_DOCUMENT SEGMENT:_
Start of Block

MacBook Air, by its physical nature, has less data storage capacity than its traditional HDD-utilizing brethren. While read/write speed is remarkably better, those professionals who own Airs or Pro Retinas and have enormous libraries of music, photos, and/or videos will discover they require external hard drives for their complete collections.

Then there are those of us who know that we don’t have thousands of large media files. Even the surest among us can, however, get choked in the storage department and I speak as the (usually) happy owner of a MacBook Air housing a meager 64GB SSD.

I’m never too surprised to have customers with the same machine come in with the same system warnings — that their startup disk is almost full. My latest Air check-in had this issue and, though her user directory clearly indicated the culprit was somewhere within, it was not in the obvious places: photos, music, and movies. Holding the option key, I clicked “Go” in the toolbar to access the Library directory (this user had 10.7) and discovered a large directory in Application Support called iLifeAssetManagement, taking up almost 20GB — quite a substantial amount on a 64GB drive.

End of Block

_SUPPLIED ENTRIES:_
Start of Block

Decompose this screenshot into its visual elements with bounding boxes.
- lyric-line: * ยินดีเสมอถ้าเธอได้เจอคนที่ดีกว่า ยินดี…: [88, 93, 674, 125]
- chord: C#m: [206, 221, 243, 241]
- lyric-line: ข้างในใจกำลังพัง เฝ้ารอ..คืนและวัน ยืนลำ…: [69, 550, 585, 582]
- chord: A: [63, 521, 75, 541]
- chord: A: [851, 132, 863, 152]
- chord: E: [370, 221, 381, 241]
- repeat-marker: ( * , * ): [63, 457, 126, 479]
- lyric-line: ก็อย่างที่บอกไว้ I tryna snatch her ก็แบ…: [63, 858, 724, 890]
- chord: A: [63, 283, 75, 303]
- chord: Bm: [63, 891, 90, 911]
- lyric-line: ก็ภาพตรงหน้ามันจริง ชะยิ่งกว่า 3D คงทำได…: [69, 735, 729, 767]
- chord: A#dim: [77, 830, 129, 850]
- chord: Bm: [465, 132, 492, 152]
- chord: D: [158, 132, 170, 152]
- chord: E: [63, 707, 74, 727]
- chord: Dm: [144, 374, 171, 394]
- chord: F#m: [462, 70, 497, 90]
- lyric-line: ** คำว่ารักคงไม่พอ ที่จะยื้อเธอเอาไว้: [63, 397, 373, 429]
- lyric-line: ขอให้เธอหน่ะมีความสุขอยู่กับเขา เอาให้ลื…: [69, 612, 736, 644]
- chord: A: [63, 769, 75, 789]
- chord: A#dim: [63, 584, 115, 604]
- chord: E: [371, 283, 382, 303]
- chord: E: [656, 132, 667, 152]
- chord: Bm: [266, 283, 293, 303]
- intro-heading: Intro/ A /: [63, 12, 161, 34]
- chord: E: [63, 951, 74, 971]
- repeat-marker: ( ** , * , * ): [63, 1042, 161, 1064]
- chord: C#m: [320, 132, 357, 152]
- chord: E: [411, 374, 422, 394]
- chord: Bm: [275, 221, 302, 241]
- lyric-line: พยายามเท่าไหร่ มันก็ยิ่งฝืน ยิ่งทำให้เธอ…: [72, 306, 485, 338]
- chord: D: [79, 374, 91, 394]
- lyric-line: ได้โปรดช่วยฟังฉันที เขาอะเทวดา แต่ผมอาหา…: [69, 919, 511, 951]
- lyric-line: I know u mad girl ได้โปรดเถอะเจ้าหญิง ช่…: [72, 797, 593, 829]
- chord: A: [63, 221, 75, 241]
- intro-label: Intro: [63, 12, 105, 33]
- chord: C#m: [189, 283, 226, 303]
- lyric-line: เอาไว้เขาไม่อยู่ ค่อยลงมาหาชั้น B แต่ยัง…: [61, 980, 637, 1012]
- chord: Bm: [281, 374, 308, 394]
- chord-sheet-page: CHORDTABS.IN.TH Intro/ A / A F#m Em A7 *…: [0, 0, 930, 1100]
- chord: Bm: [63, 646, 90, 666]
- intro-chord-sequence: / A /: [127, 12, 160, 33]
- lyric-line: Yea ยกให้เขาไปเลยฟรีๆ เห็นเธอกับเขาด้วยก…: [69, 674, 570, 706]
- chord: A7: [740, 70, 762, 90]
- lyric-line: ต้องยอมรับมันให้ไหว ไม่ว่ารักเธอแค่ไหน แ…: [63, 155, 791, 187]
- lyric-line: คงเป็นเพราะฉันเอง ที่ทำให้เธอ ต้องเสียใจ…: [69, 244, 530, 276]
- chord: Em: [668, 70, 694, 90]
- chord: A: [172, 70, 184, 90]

End of Block

_YOUR TASK:_ In the piece on MacBook Air storage, which directory in Application Support was taking up almost 20GB?

_RESULT OF THE TASK:_ iLifeAssetManagement